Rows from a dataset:
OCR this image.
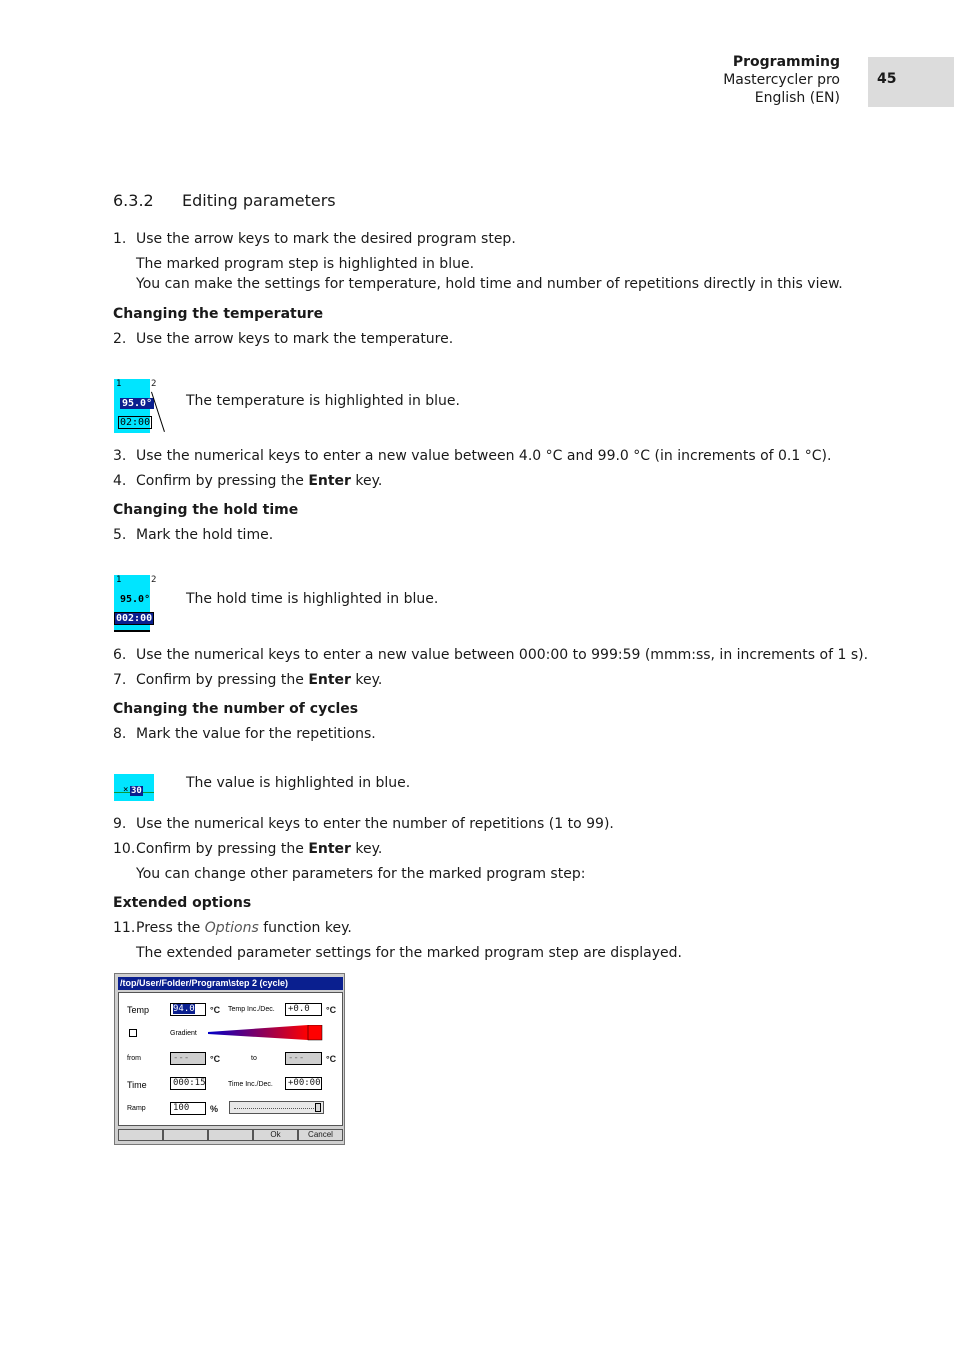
Programming
Mastercycler pro
English (EN)
45
6.3.2 Editing parameters
1. Use the arrow keys to mark the desired program step.
The marked program step is highlighted in blue.
You can make the settings for temperature, hold time and number of repetitions directly in this view.
Changing the temperature
2. Use the arrow keys to mark the temperature.
1
95.0°
02:00
2
The temperature is highlighted in blue.
3. Use the numerical keys to enter a new value between 4.0 °C and 99.0 °C (in increments of 0.1 °C).
4. Confirm by pressing the Enter key.
Changing the hold time
5. Mark the hold time.
1
95.0°
002:00
2
The hold time is highlighted in blue.
6. Use the numerical keys to enter a new value between 000:00 to 999:59 (mmm:ss, in increments of 1 s).
7. Confirm by pressing the Enter key.
Changing the number of cycles
8. Mark the value for the repetitions.
× 30	The value is highlighted in blue.
9. Use the numerical keys to enter the number of repetitions (1 to 99).
10. Confirm by pressing the Enter key.
You can change other parameters for the marked program step:
Extended options
11. Press the Options function key.
The extended parameter settings for the marked program step are displayed.
/top/User/Folder/Program\step 2 (cycle)
Temp	94.0	°C Temp Inc./Dec.	+0.0	°C
Gradient
from	---	°C	to	---	°C
Time	000:15	Time Inc./Dec.	+00:00
Ramp	100	%
Ok	Cancel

Task to carry out
Make a word-for-word copy of the entries, without any pictures.

Solution to this task
OCR this image.
Programming
Mastercycler pro
English (EN)
45
6.3.2 Editing parameters
1. Use the arrow keys to mark the desired program step.
The marked program step is highlighted in blue.
You can make the settings for temperature, hold time and number of repetitions directly in this view.
Changing the temperature
2. Use the arrow keys to mark the temperature.
1
95.0°
02:00
2
The temperature is highlighted in blue.
3. Use the numerical keys to enter a new value between 4.0 °C and 99.0 °C (in increments of 0.1 °C).
4. Confirm by pressing the Enter key.
Changing the hold time
5. Mark the hold time.
1
95.0°
002:00
2
The hold time is highlighted in blue.
6. Use the numerical keys to enter a new value between 000:00 to 999:59 (mmm:ss, in increments of 1 s).
7. Confirm by pressing the Enter key.
Changing the number of cycles
8. Mark the value for the repetitions.
× 30	The value is highlighted in blue.
9. Use the numerical keys to enter the number of repetitions (1 to 99).
10. Confirm by pressing the Enter key.
You can change other parameters for the marked program step:
Extended options
11. Press the Options function key.
The extended parameter settings for the marked program step are displayed.
/top/User/Folder/Program\step 2 (cycle)
Temp	94.0	°C Temp Inc./Dec.	+0.0	°C
Gradient
from	---	°C	to	---	°C
Time	000:15	Time Inc./Dec.	+00:00
Ramp	100	%
Ok	Cancel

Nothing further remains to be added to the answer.